The request
Your answer should be a single number: the count of lines that hold the word "knihovna".

-- START Data section --

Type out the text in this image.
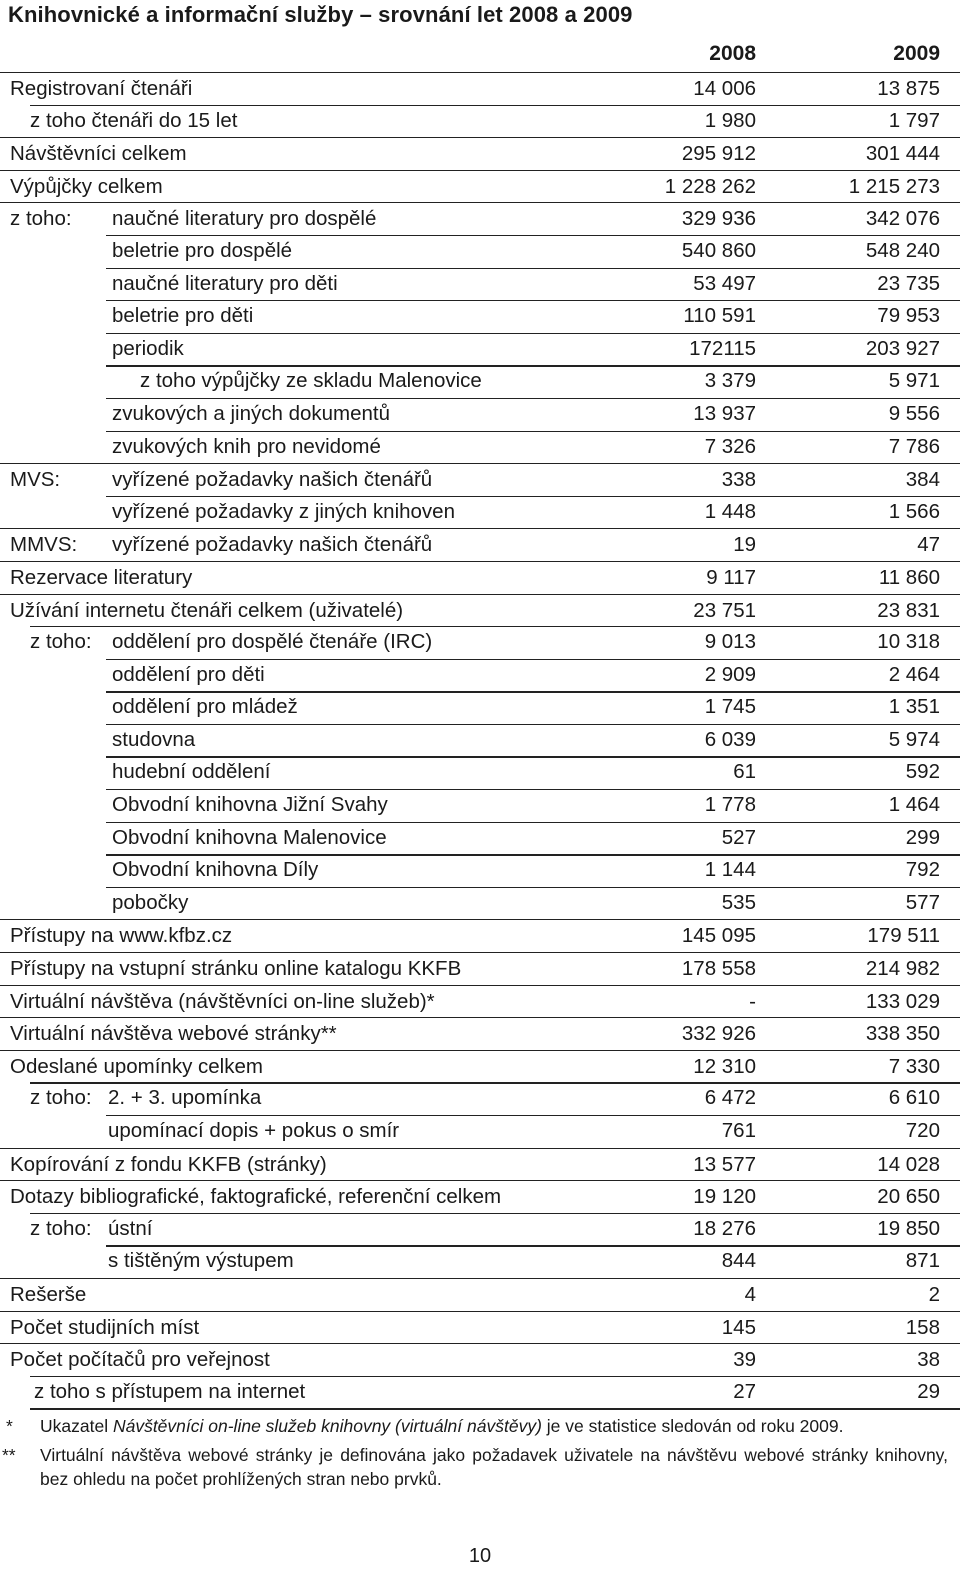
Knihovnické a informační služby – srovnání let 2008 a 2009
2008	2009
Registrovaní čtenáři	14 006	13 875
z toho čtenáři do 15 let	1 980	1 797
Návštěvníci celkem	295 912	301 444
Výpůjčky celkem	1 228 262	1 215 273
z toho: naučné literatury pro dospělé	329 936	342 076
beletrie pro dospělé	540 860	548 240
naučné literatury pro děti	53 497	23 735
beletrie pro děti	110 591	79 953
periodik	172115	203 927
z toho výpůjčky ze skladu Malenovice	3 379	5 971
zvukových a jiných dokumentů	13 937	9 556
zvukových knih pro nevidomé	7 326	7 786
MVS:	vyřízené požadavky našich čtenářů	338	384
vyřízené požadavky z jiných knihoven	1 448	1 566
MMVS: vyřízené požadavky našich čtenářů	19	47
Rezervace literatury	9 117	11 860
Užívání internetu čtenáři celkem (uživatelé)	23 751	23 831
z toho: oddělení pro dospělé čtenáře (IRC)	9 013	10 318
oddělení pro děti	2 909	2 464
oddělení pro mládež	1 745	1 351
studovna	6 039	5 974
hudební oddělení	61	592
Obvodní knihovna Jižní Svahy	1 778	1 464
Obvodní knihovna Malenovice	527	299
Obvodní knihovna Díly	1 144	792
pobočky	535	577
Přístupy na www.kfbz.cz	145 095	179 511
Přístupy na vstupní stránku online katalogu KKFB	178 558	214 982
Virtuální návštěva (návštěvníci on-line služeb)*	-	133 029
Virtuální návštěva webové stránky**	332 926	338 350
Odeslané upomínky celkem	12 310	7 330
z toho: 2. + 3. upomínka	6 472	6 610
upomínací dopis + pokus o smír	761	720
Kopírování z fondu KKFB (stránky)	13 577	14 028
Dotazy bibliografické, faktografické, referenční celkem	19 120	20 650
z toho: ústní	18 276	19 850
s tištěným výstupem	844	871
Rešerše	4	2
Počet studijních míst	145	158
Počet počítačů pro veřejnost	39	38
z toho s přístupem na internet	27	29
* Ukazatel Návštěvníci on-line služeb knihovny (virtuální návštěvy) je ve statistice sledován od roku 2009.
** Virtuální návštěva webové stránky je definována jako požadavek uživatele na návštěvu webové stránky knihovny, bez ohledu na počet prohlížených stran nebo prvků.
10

-- END Data section --

The reply
3